▸ **Direction**
Retype the line where "Give me a plain-text" appears and each line that follows it down to the last line of the records below. Leave the pictures out.

▸ **Data lines**
.....

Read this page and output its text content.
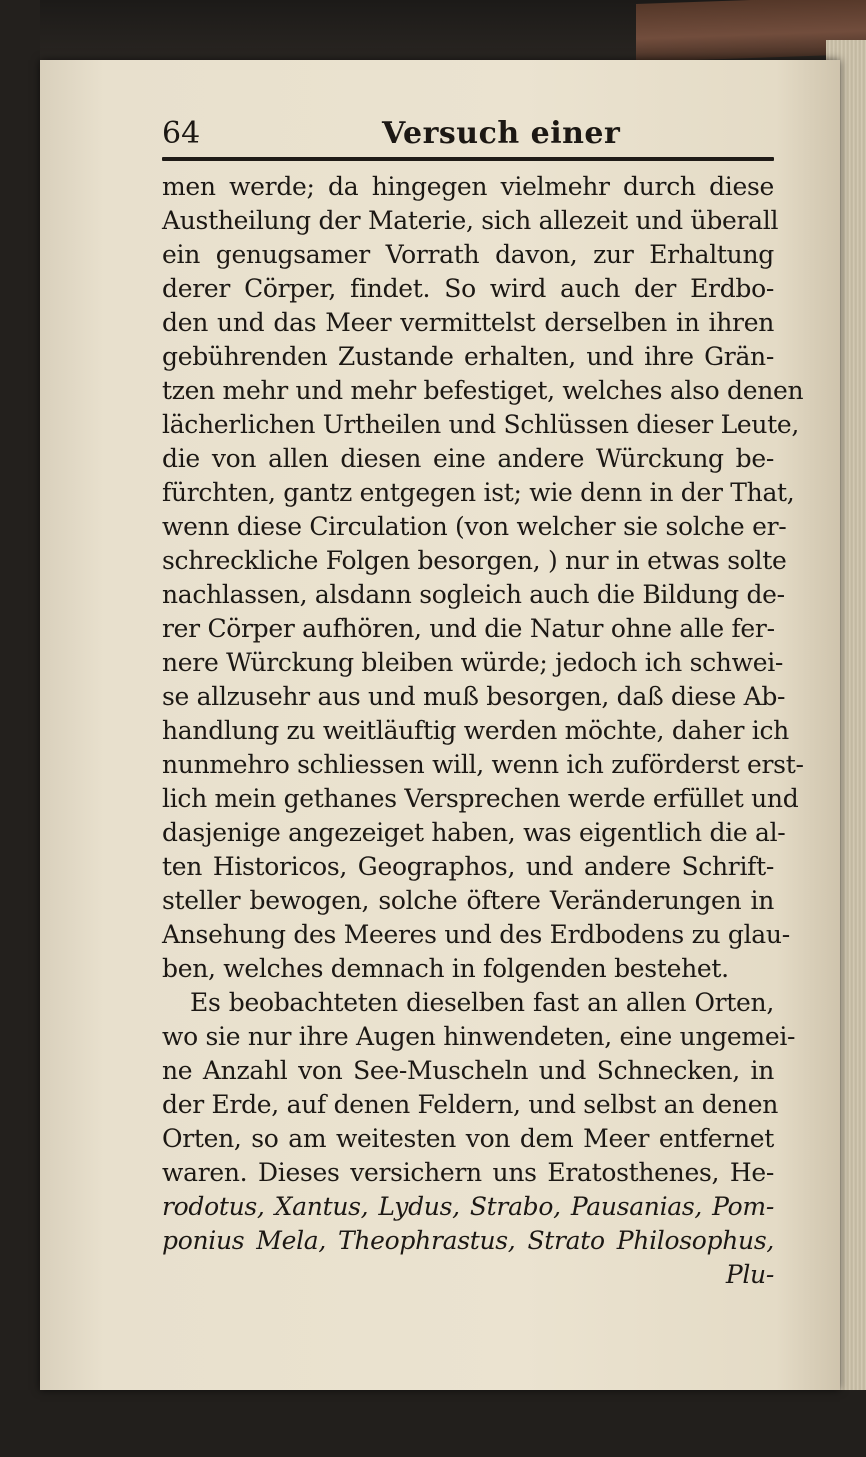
64	Versuch einer
men werde; da hingegen vielmehr durch diese
Austheilung der Materie, sich allezeit und überall
ein genugsamer Vorrath davon, zur Erhaltung
derer Cörper, findet. So wird auch der Erdbo-
den und das Meer vermittelst derselben in ihren
gebührenden Zustande erhalten, und ihre Grän-
tzen mehr und mehr befestiget, welches also denen
lächerlichen Urtheilen und Schlüssen dieser Leute,
die von allen diesen eine andere Würckung be-
fürchten, gantz entgegen ist; wie denn in der That,
wenn diese Circulation (von welcher sie solche er-
schreckliche Folgen besorgen, ) nur in etwas solte
nachlassen, alsdann sogleich auch die Bildung de-
rer Cörper aufhören, und die Natur ohne alle fer-
nere Würckung bleiben würde; jedoch ich schwei-
se allzusehr aus und muß besorgen, daß diese Ab-
handlung zu weitläuftig werden möchte, daher ich
nunmehro schliessen will, wenn ich zuförderst erst-
lich mein gethanes Versprechen werde erfüllet und
dasjenige angezeiget haben, was eigentlich die al-
ten Historicos, Geographos, und andere Schrift-
steller bewogen, solche öftere Veränderungen in
Ansehung des Meeres und des Erdbodens zu glau-
ben, welches demnach in folgenden bestehet.
Es beobachteten dieselben fast an allen Orten,
wo sie nur ihre Augen hinwendeten, eine ungemei-
ne Anzahl von See-Muscheln und Schnecken, in
der Erde, auf denen Feldern, und selbst an denen
Orten, so am weitesten von dem Meer entfernet
waren. Dieses versichern uns Eratosthenes, He-
rodotus, Xantus, Lydus, Strabo, Pausanias, Pom-
ponius Mela, Theophrastus, Strato Philosophus,
Plu-
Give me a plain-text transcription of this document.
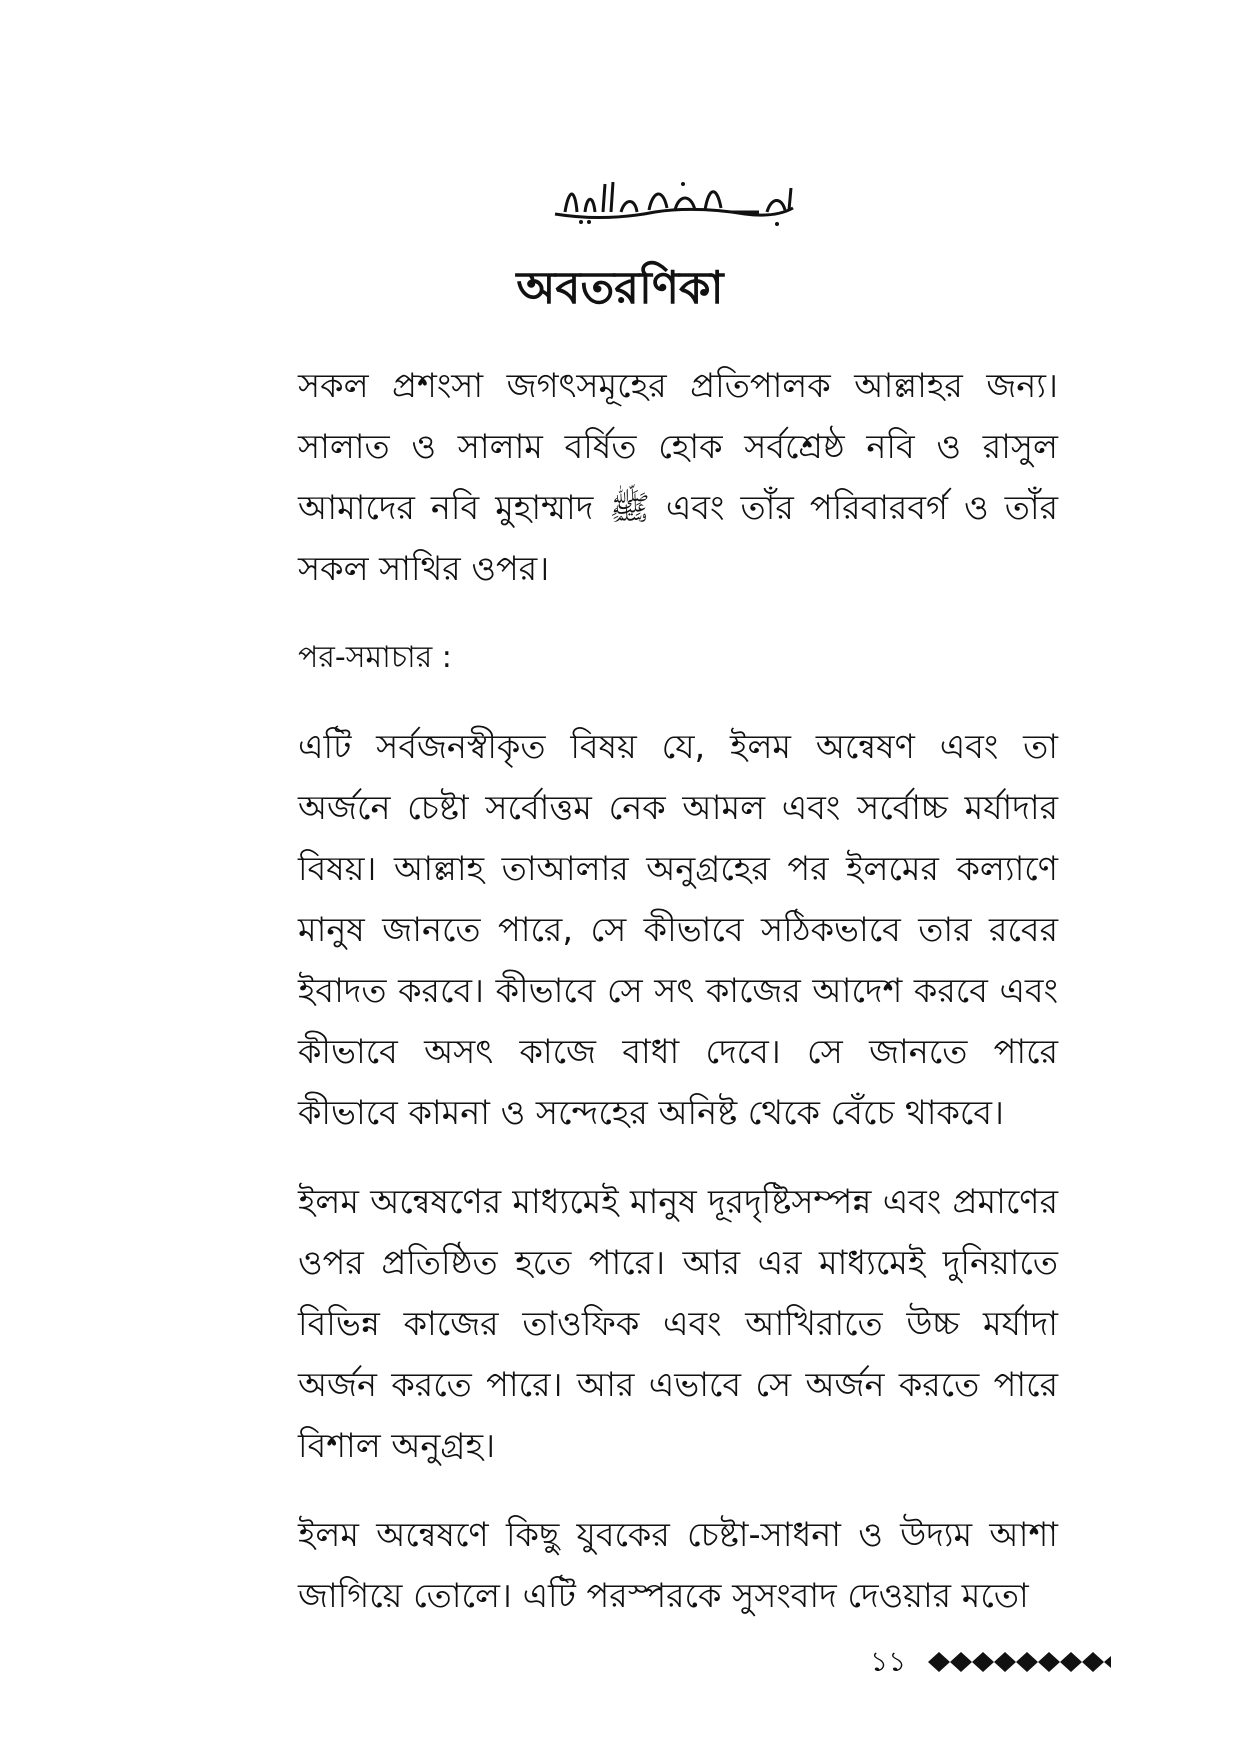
অবতরণিকা

সকল প্রশংসা জগৎসমূহের প্রতিপালক আল্লাহর জন্য। সালাত ও সালাম বর্ষিত হোক সর্বশ্রেষ্ঠ নবি ও রাসুল আমাদের নবি মুহাম্মাদ ﷺ এবং তাঁর পরিবারবর্গ ও তাঁর সকল সাথির ওপর।

পর-সমাচার :

এটি সর্বজনস্বীকৃত বিষয় যে, ইলম অন্বেষণ এবং তা অর্জনে চেষ্টা সর্বোত্তম নেক আমল এবং সর্বোচ্চ মর্যাদার বিষয়। আল্লাহ তাআলার অনুগ্রহের পর ইলমের কল্যাণে মানুষ জানতে পারে, সে কীভাবে সঠিকভাবে তার রবের ইবাদত করবে। কীভাবে সে সৎ কাজের আদেশ করবে এবং কীভাবে অসৎ কাজে বাধা দেবে। সে জানতে পারে কীভাবে কামনা ও সন্দেহের অনিষ্ট থেকে বেঁচে থাকবে।

ইলম অন্বেষণের মাধ্যমেই মানুষ দূরদৃষ্টিসম্পন্ন এবং প্রমাণের ওপর প্রতিষ্ঠিত হতে পারে। আর এর মাধ্যমেই দুনিয়াতে বিভিন্ন কাজের তাওফিক এবং আখিরাতে উচ্চ মর্যাদা অর্জন করতে পারে। আর এভাবে সে অর্জন করতে পারে বিশাল অনুগ্রহ।

ইলম অন্বেষণে কিছু যুবকের চেষ্টা-সাধনা ও উদ্যম আশা জাগিয়ে তোলে। এটি পরস্পরকে সুসংবাদ দেওয়ার মতো

১১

.....

▸ **Correct answer**
Give me a plain-text transcription of this document.
অবতরণিকা

সকল প্রশংসা জগৎসমূহের প্রতিপালক আল্লাহর জন্য। সালাত ও সালাম বর্ষিত হোক সর্বশ্রেষ্ঠ নবি ও রাসুল আমাদের নবি মুহাম্মাদ ﷺ এবং তাঁর পরিবারবর্গ ও তাঁর সকল সাথির ওপর।

পর-সমাচার :

এটি সর্বজনস্বীকৃত বিষয় যে, ইলম অন্বেষণ এবং তা অর্জনে চেষ্টা সর্বোত্তম নেক আমল এবং সর্বোচ্চ মর্যাদার বিষয়। আল্লাহ তাআলার অনুগ্রহের পর ইলমের কল্যাণে মানুষ জানতে পারে, সে কীভাবে সঠিকভাবে তার রবের ইবাদত করবে। কীভাবে সে সৎ কাজের আদেশ করবে এবং কীভাবে অসৎ কাজে বাধা দেবে। সে জানতে পারে কীভাবে কামনা ও সন্দেহের অনিষ্ট থেকে বেঁচে থাকবে।

ইলম অন্বেষণের মাধ্যমেই মানুষ দূরদৃষ্টিসম্পন্ন এবং প্রমাণের ওপর প্রতিষ্ঠিত হতে পারে। আর এর মাধ্যমেই দুনিয়াতে বিভিন্ন কাজের তাওফিক এবং আখিরাতে উচ্চ মর্যাদা অর্জন করতে পারে। আর এভাবে সে অর্জন করতে পারে বিশাল অনুগ্রহ।

ইলম অন্বেষণে কিছু যুবকের চেষ্টা-সাধনা ও উদ্যম আশা জাগিয়ে তোলে। এটি পরস্পরকে সুসংবাদ দেওয়ার মতো

১১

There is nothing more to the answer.